OBJECTIVE
Write out the material below exactly, beginning at the line that contains "Extract all readable text from this page." and ending with its last line, both ends included; write nothing else.

• • • • • • •

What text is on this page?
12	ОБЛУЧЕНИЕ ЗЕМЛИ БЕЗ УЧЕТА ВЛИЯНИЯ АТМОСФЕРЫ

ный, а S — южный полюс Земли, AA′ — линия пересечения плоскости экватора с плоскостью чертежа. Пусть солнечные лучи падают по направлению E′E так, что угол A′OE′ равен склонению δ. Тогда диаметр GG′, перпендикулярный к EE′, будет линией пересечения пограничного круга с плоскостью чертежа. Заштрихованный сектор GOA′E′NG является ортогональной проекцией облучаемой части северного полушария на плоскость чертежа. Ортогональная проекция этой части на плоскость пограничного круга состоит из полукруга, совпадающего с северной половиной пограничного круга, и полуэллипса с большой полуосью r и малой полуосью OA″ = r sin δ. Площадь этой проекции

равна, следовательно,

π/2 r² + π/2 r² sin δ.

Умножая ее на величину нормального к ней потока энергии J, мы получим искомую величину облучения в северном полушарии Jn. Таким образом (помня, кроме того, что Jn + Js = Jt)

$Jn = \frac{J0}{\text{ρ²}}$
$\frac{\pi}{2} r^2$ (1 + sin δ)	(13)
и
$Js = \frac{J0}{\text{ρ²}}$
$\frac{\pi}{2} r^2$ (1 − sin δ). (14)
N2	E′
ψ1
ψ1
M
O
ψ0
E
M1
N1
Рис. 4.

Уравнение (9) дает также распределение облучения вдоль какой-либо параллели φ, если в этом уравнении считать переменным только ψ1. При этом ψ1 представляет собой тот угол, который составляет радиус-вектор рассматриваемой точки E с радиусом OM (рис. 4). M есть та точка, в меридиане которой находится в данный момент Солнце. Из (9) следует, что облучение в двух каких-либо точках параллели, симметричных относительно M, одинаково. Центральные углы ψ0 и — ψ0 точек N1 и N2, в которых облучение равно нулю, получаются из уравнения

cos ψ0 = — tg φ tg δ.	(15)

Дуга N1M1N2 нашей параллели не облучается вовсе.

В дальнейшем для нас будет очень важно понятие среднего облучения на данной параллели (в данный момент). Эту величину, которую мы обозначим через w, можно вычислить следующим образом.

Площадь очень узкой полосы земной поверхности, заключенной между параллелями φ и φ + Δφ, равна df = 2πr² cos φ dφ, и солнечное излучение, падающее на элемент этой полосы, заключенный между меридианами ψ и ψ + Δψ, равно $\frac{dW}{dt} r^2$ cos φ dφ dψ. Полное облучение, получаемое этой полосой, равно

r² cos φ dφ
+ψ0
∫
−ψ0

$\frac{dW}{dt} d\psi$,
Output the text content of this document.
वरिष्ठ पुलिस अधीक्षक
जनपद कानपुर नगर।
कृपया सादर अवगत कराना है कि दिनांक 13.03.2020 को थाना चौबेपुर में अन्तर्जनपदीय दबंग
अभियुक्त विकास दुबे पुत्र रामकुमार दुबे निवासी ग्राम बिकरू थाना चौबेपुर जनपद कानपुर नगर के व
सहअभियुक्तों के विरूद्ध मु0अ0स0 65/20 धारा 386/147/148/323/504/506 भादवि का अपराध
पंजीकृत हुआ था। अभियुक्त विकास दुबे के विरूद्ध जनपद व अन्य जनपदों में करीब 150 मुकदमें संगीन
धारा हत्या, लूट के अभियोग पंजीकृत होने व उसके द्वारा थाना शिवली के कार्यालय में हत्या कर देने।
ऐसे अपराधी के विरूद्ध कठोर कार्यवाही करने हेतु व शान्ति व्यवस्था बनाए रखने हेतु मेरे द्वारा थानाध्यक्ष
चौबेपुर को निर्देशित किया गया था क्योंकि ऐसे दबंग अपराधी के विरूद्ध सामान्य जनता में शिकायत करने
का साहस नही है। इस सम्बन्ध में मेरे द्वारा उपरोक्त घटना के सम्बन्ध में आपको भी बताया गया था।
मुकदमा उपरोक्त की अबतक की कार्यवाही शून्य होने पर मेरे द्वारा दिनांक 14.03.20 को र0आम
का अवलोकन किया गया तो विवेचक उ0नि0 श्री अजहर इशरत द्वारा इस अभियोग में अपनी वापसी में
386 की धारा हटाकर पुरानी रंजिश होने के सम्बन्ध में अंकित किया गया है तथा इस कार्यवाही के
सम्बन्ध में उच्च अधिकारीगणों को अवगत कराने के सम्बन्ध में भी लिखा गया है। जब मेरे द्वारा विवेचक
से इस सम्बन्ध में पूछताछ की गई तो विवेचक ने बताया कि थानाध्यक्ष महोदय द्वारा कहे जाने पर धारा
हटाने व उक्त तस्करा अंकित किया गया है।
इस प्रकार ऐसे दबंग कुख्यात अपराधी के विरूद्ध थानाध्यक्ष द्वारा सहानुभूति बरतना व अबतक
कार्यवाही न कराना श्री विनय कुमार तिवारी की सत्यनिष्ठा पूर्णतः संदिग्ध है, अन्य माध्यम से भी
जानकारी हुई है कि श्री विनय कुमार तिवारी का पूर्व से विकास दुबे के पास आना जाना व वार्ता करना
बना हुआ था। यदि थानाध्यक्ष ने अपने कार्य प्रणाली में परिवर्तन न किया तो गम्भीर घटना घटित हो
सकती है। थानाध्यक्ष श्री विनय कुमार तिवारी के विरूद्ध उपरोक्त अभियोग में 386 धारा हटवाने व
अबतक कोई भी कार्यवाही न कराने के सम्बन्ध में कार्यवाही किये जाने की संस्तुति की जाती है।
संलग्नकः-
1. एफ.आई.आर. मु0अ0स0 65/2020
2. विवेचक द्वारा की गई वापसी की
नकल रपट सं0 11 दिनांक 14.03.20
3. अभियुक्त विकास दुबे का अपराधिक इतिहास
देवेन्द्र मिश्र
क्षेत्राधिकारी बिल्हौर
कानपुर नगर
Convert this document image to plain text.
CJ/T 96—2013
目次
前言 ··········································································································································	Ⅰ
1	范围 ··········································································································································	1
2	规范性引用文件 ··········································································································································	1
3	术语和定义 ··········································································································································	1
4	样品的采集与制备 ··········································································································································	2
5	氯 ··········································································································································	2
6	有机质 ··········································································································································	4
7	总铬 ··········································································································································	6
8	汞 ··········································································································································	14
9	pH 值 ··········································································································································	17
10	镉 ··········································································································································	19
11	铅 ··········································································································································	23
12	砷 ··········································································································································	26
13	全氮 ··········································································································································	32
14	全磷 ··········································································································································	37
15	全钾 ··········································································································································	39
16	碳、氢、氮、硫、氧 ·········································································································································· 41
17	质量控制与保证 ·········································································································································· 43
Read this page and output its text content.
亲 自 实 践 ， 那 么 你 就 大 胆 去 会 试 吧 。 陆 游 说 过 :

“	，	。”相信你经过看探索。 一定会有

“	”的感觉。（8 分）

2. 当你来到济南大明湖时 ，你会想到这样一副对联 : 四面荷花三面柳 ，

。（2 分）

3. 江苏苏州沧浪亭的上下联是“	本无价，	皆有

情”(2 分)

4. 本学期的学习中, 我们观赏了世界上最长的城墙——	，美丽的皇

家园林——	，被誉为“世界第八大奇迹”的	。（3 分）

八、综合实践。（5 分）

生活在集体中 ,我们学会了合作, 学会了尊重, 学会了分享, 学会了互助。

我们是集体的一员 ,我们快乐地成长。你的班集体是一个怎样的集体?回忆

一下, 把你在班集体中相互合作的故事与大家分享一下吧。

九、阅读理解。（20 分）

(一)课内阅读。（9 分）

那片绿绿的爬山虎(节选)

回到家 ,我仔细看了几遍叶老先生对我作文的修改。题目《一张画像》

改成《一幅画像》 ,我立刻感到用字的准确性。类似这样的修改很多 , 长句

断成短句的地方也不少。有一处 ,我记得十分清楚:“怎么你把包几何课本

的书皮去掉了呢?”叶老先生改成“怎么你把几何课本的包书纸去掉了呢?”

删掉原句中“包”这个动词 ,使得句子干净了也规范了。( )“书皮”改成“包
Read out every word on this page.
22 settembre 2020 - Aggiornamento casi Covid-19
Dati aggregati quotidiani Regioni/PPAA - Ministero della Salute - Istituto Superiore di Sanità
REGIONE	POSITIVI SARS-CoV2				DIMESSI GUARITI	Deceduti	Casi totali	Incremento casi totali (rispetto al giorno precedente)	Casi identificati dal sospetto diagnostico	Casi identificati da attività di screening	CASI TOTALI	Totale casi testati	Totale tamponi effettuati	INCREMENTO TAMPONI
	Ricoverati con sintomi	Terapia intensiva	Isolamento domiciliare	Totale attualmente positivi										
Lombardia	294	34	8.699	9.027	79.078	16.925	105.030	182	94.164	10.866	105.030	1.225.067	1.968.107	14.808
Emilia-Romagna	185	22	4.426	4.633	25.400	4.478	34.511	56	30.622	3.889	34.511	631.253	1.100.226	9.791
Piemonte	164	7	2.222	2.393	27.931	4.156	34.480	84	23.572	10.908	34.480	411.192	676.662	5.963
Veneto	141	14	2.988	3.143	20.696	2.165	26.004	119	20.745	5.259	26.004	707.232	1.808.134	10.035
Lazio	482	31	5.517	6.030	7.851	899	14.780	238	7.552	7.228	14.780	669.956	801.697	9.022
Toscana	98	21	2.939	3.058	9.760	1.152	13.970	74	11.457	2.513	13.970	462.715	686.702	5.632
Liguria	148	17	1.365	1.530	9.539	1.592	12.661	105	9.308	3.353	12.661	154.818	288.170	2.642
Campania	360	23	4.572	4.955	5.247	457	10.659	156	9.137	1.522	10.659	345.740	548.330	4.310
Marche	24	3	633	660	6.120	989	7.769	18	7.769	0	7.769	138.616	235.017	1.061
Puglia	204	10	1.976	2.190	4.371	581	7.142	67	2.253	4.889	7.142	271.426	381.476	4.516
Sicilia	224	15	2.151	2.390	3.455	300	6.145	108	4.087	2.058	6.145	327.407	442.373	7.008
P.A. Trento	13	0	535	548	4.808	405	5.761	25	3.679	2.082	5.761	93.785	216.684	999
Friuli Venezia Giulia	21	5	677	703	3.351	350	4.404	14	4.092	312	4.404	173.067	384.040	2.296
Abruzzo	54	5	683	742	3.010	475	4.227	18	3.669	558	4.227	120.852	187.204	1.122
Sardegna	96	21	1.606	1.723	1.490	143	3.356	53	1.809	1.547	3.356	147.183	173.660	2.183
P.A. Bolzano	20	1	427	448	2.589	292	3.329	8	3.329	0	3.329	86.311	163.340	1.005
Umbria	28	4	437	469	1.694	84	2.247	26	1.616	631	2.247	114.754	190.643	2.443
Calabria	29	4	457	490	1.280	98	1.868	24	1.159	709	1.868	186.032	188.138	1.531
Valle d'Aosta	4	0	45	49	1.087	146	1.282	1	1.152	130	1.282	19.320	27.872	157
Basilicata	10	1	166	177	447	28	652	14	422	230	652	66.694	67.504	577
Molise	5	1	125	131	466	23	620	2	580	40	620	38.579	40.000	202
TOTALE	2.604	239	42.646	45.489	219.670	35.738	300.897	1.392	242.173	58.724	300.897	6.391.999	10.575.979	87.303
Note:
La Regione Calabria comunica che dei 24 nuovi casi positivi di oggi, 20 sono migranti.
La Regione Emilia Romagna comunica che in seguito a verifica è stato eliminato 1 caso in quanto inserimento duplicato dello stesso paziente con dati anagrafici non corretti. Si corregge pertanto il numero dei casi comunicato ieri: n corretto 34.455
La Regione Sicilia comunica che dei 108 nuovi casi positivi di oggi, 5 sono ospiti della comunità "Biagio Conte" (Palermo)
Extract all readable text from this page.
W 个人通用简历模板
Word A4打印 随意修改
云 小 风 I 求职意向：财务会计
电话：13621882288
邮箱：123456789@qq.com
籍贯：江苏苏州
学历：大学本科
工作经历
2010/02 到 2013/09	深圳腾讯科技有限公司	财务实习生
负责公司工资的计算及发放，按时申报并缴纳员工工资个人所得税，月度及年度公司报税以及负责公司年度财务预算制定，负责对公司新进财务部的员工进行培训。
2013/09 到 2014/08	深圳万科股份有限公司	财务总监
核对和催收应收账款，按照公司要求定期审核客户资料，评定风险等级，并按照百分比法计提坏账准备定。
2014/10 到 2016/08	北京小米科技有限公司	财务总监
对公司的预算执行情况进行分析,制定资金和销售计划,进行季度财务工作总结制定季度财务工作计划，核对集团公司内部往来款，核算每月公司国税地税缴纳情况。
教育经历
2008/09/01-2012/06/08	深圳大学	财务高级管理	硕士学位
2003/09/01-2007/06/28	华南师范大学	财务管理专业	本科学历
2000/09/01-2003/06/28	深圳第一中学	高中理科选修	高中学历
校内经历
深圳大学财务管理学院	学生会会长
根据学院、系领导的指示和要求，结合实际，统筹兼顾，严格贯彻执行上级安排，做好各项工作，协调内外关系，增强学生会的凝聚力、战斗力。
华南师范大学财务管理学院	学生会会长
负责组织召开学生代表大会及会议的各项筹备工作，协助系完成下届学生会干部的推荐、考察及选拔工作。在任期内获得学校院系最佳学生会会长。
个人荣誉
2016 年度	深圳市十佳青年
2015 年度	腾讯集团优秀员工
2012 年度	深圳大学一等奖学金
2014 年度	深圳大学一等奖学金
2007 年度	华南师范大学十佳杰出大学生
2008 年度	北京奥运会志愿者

• • • • • • •

EXPECTED ANSWER
Extract all readable text from this page.
W 个人通用简历模板
Word A4打印 随意修改
云 小 风 I 求职意向：财务会计
电话：13621882288
邮箱：123456789@qq.com
籍贯：江苏苏州
学历：大学本科
工作经历
2010/02 到 2013/09	深圳腾讯科技有限公司	财务实习生
负责公司工资的计算及发放，按时申报并缴纳员工工资个人所得税，月度及年度公司报税以及负责公司年度财务预算制定，负责对公司新进财务部的员工进行培训。
2013/09 到 2014/08	深圳万科股份有限公司	财务总监
核对和催收应收账款，按照公司要求定期审核客户资料，评定风险等级，并按照百分比法计提坏账准备定。
2014/10 到 2016/08	北京小米科技有限公司	财务总监
对公司的预算执行情况进行分析,制定资金和销售计划,进行季度财务工作总结制定季度财务工作计划，核对集团公司内部往来款，核算每月公司国税地税缴纳情况。
教育经历
2008/09/01-2012/06/08	深圳大学	财务高级管理	硕士学位
2003/09/01-2007/06/28	华南师范大学	财务管理专业	本科学历
2000/09/01-2003/06/28	深圳第一中学	高中理科选修	高中学历
校内经历
深圳大学财务管理学院	学生会会长
根据学院、系领导的指示和要求，结合实际，统筹兼顾，严格贯彻执行上级安排，做好各项工作，协调内外关系，增强学生会的凝聚力、战斗力。
华南师范大学财务管理学院	学生会会长
负责组织召开学生代表大会及会议的各项筹备工作，协助系完成下届学生会干部的推荐、考察及选拔工作。在任期内获得学校院系最佳学生会会长。
个人荣誉
2016 年度	深圳市十佳青年
2015 年度	腾讯集团优秀员工
2012 年度	深圳大学一等奖学金
2014 年度	深圳大学一等奖学金
2007 年度	华南师范大学十佳杰出大学生
2008 年度	北京奥运会志愿者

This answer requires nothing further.